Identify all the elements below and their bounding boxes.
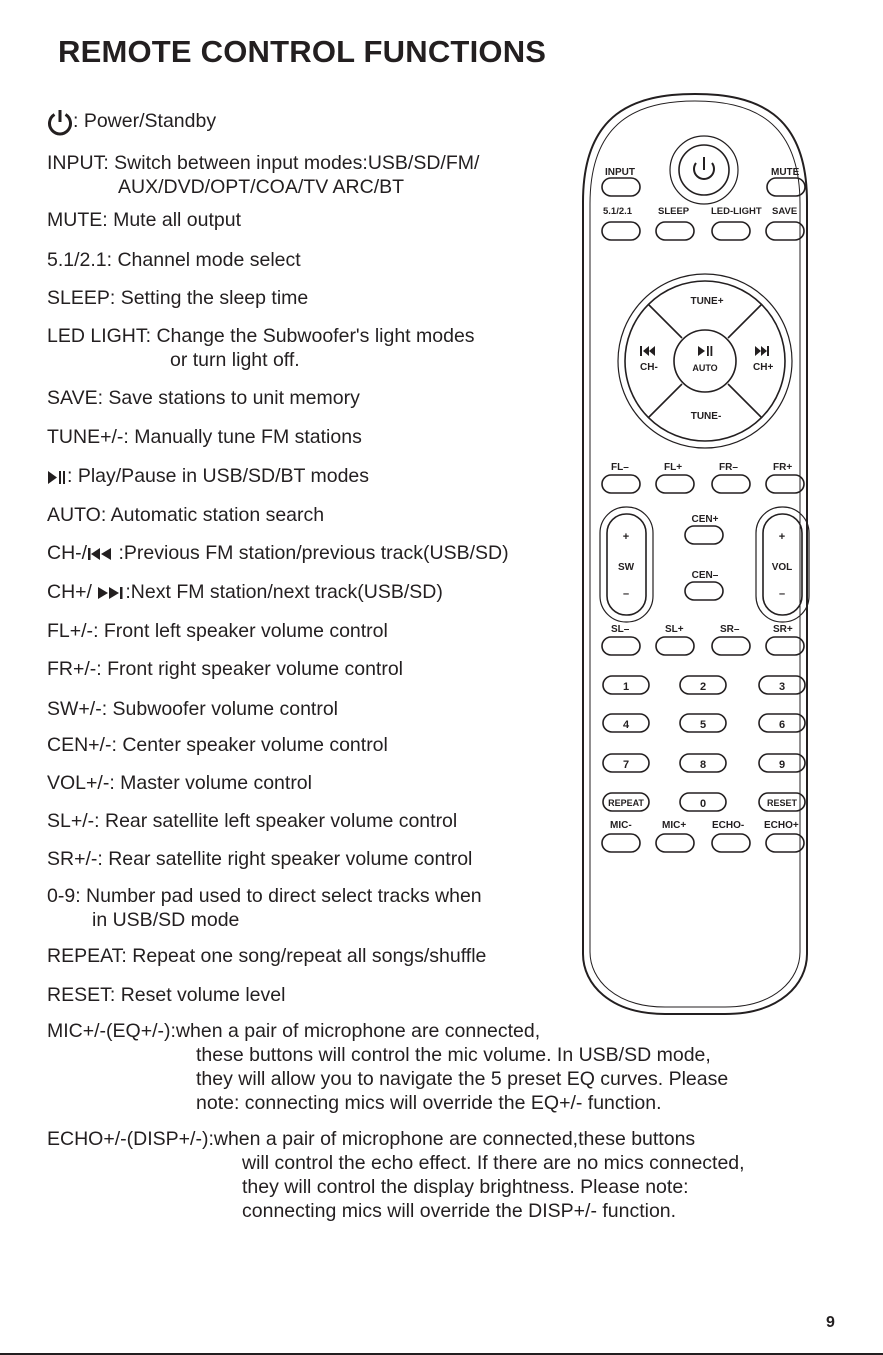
description-continuation: they will allow you to navigate the 5 preset EQ curves. Please xyxy=(196,1068,729,1090)
number-label: 1 xyxy=(622,681,630,693)
function-key-label: REPEAT xyxy=(47,945,122,967)
function-key-label: CH-/ xyxy=(47,542,88,564)
function-description xyxy=(47,324,475,372)
function-text: : Rear satellite left speaker volume control xyxy=(94,810,458,832)
function-text: : Play/Pause in USB/SD/BT modes xyxy=(67,465,370,487)
sw-minus-label: – xyxy=(622,588,630,600)
description-line xyxy=(47,248,301,272)
function-description xyxy=(47,208,241,232)
page-number: 9 xyxy=(826,1314,835,1331)
function-text: : Reset volume level xyxy=(109,984,286,1006)
description-line xyxy=(47,884,482,908)
description-continuation: note: connecting mics will override the EQ+/- function. xyxy=(196,1092,662,1114)
next-track-icon xyxy=(755,346,769,356)
description-line xyxy=(47,733,388,757)
channel-mode-label: 5.1/2.1 xyxy=(603,206,633,217)
tune-up-label: TUNE+ xyxy=(690,296,724,307)
vol-plus-label: + xyxy=(778,531,786,543)
function-text: : Rear satellite right speaker volume control xyxy=(97,848,473,870)
sl-plus-button[interactable] xyxy=(656,637,694,655)
function-key-label: 5.1/2.1 xyxy=(47,249,107,271)
function-description xyxy=(47,108,216,136)
remote-control-illustration xyxy=(575,92,815,1017)
page-title: REMOTE CONTROL FUNCTIONS xyxy=(58,34,547,69)
description-line xyxy=(47,151,479,175)
function-text: : Center speaker volume control xyxy=(111,734,388,756)
next-track-icon xyxy=(97,581,125,603)
number-label: 7 xyxy=(622,759,630,771)
function-key-label: SLEEP xyxy=(47,287,110,309)
vol-label: VOL xyxy=(771,562,793,573)
number-label: 0 xyxy=(699,798,707,810)
function-key-label: 0-9 xyxy=(47,885,76,907)
description-line xyxy=(47,580,443,604)
number-label: 8 xyxy=(699,759,707,771)
function-description xyxy=(47,847,472,871)
description-continuation: will control the echo effect. If there are no mics connected, xyxy=(242,1152,745,1174)
function-text: : Save stations to unit memory xyxy=(97,387,360,409)
function-description xyxy=(47,464,369,488)
function-text: : Setting the sleep time xyxy=(109,287,309,309)
function-text: : Subwoofer volume control xyxy=(101,698,339,720)
sr-plus-button[interactable] xyxy=(766,637,804,655)
description-line xyxy=(47,1019,728,1043)
function-description xyxy=(47,503,324,527)
sleep-button[interactable] xyxy=(656,222,694,240)
description-line xyxy=(47,425,362,449)
number-label: 3 xyxy=(778,681,786,693)
function-description xyxy=(47,944,486,968)
sl-minus-button[interactable] xyxy=(602,637,640,655)
cen-minus-button[interactable] xyxy=(685,582,723,600)
input-button[interactable] xyxy=(602,178,640,196)
fr-plus-label: FR+ xyxy=(773,462,793,473)
function-text: : Front right speaker volume control xyxy=(96,658,404,680)
function-description xyxy=(47,286,308,310)
mic-minus-button[interactable] xyxy=(602,834,640,852)
function-key-label: FL+/- xyxy=(47,620,94,642)
function-text: :when a pair of microphone are connected, xyxy=(170,1020,541,1042)
sw-label: SW xyxy=(617,562,635,573)
number-label: 5 xyxy=(699,719,707,731)
cen-plus-label: CEN+ xyxy=(691,514,719,525)
function-text: : Repeat one song/repeat all songs/shuffle xyxy=(121,945,487,967)
repeat-label: REPEAT xyxy=(608,798,644,808)
function-key-label: ECHO+/-(DISP+/-) xyxy=(47,1128,209,1150)
mic-minus-label: MIC- xyxy=(610,820,632,831)
description-line xyxy=(47,541,509,565)
function-text: : Power/Standby xyxy=(73,110,217,133)
sr-minus-button[interactable] xyxy=(712,637,750,655)
function-key-label: CEN+/- xyxy=(47,734,112,756)
function-key-label: MIC+/-(EQ+/-) xyxy=(47,1020,171,1042)
led-light-button[interactable] xyxy=(712,222,750,240)
description-continuation: they will control the display brightness. Please note: xyxy=(242,1176,689,1198)
function-description xyxy=(47,386,360,410)
description-line xyxy=(47,503,324,527)
description-line xyxy=(47,386,360,410)
reset-label: RESET xyxy=(766,798,798,808)
function-text: :Next FM station/next track(USB/SD) xyxy=(125,581,443,603)
description-line xyxy=(47,944,486,968)
remote-body xyxy=(583,94,807,1014)
function-text: :Previous FM station/previous track(USB/SD) xyxy=(113,542,509,564)
description-continuation: AUX/DVD/OPT/COA/TV ARC/BT xyxy=(118,176,405,198)
input-button-label: INPUT xyxy=(605,167,635,178)
function-text: : Switch between input modes:USB/SD/FM/ xyxy=(103,152,480,174)
number-pad xyxy=(603,676,805,772)
description-line xyxy=(47,324,475,348)
number-label: 9 xyxy=(778,759,786,771)
function-key-label: SR+/- xyxy=(47,848,98,870)
cen-plus-button[interactable] xyxy=(685,526,723,544)
echo-minus-label: ECHO- xyxy=(712,820,745,831)
sl-plus-label: SL+ xyxy=(665,624,684,635)
function-description xyxy=(47,697,338,721)
led-light-label: LED-LIGHT xyxy=(711,206,762,217)
function-text: : Master volume control xyxy=(109,772,312,794)
function-text: : Front left speaker volume control xyxy=(93,620,388,642)
auto-label: AUTO xyxy=(692,363,718,373)
function-key-label: SAVE xyxy=(47,387,98,409)
function-description xyxy=(47,983,285,1007)
tune-down-label: TUNE- xyxy=(690,411,722,422)
mute-button-label: MUTE xyxy=(771,167,800,178)
function-description xyxy=(47,248,301,272)
echo-plus-label: ECHO+ xyxy=(764,820,799,831)
function-key-label: VOL+/- xyxy=(47,772,110,794)
number-label: 2 xyxy=(699,681,707,693)
description-line xyxy=(47,108,216,136)
power-icon xyxy=(694,157,714,179)
function-text: : Mute all output xyxy=(102,209,241,231)
description-line xyxy=(47,1127,745,1151)
description-line xyxy=(47,983,285,1007)
fl-minus-button[interactable] xyxy=(602,475,640,493)
fl-plus-button[interactable] xyxy=(656,475,694,493)
function-key-label: TUNE+/- xyxy=(47,426,124,448)
sw-plus-label: + xyxy=(622,531,630,543)
function-description xyxy=(47,884,482,932)
function-description xyxy=(47,771,312,795)
number-label: 6 xyxy=(778,719,786,731)
cen-minus-label: CEN– xyxy=(691,570,719,581)
mic-plus-button[interactable] xyxy=(656,834,694,852)
description-continuation: these buttons will control the mic volume. In USB/SD mode, xyxy=(196,1044,711,1066)
description-line xyxy=(47,464,369,488)
fl-minus-label: FL– xyxy=(611,462,629,473)
description-line xyxy=(47,771,312,795)
mic-plus-label: MIC+ xyxy=(662,820,687,831)
ch-plus-label: CH+ xyxy=(753,362,774,373)
save-button[interactable] xyxy=(766,222,804,240)
ch-minus-label: CH- xyxy=(640,362,658,373)
sr-minus-label: SR– xyxy=(720,624,740,635)
description-line xyxy=(47,847,472,871)
function-description xyxy=(47,1127,745,1223)
function-key-label: MUTE xyxy=(47,209,103,231)
function-description xyxy=(47,580,443,604)
description-line xyxy=(47,657,403,681)
prev-track-icon xyxy=(87,542,113,564)
description-continuation: connecting mics will override the DISP+/- function. xyxy=(242,1200,677,1222)
function-text: : Number pad used to direct select tracks when xyxy=(75,885,482,907)
power-icon xyxy=(47,110,73,132)
channel-mode-button[interactable] xyxy=(602,222,640,240)
save-label: SAVE xyxy=(772,206,798,217)
function-key-label: FR+/- xyxy=(47,658,97,680)
function-key-label: SW+/- xyxy=(47,698,102,720)
function-text: : Automatic station search xyxy=(100,504,325,526)
fr-minus-button[interactable] xyxy=(712,475,750,493)
sr-plus-label: SR+ xyxy=(773,624,793,635)
function-description xyxy=(47,619,388,643)
play-pause-icon xyxy=(47,465,67,487)
fl-plus-label: FL+ xyxy=(664,462,683,473)
function-description xyxy=(47,657,403,681)
sl-minus-label: SL– xyxy=(611,624,630,635)
description-line xyxy=(47,619,388,643)
function-key-label: CH+/ xyxy=(47,581,98,603)
play-pause-icon xyxy=(698,346,712,356)
echo-minus-button[interactable] xyxy=(712,834,750,852)
sleep-label: SLEEP xyxy=(658,206,690,217)
number-label: 4 xyxy=(622,719,630,731)
fr-minus-label: FR– xyxy=(719,462,738,473)
echo-plus-button[interactable] xyxy=(766,834,804,852)
description-line xyxy=(47,809,457,833)
function-key-label: SL+/- xyxy=(47,810,95,832)
fr-plus-button[interactable] xyxy=(766,475,804,493)
function-description xyxy=(47,733,388,757)
description-continuation: in USB/SD mode xyxy=(92,909,240,931)
description-continuation: or turn light off. xyxy=(170,349,300,371)
function-description xyxy=(47,151,479,199)
play-pause-button[interactable] xyxy=(674,330,736,392)
description-line xyxy=(47,208,241,232)
function-description xyxy=(47,541,509,565)
description-line xyxy=(47,286,308,310)
function-text: : Channel mode select xyxy=(106,249,301,271)
function-key-label: INPUT xyxy=(47,152,104,174)
function-text: : Manually tune FM stations xyxy=(123,426,362,448)
function-text: : Change the Subwoofer's light modes xyxy=(145,325,475,347)
function-description xyxy=(47,809,457,833)
vol-minus-label: – xyxy=(778,588,786,600)
function-key-label: RESET xyxy=(47,984,110,1006)
function-key-label: AUTO xyxy=(47,504,101,526)
function-description xyxy=(47,1019,728,1115)
function-description xyxy=(47,425,362,449)
prev-track-icon xyxy=(640,346,655,356)
function-key-label: LED LIGHT xyxy=(47,325,146,347)
function-text: :when a pair of microphone are connected,these buttons xyxy=(208,1128,696,1150)
description-line xyxy=(47,697,338,721)
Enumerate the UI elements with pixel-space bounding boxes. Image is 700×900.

* * * *

Objective – Copy the items from the line with "description-continuation: they will allow" to the line with "function-text: : Rear satellite left", both included, exactly as they appear.

Exercise answer –
description-continuation: they will allow you to navigate the 5 preset EQ curves. Please xyxy=(196,1068,729,1090)
number-label: 1 xyxy=(622,681,630,693)
function-key-label: REPEAT xyxy=(47,945,122,967)
function-key-label: CH-/ xyxy=(47,542,88,564)
function-description xyxy=(47,324,475,372)
function-text: : Rear satellite left speaker volume control xyxy=(94,810,458,832)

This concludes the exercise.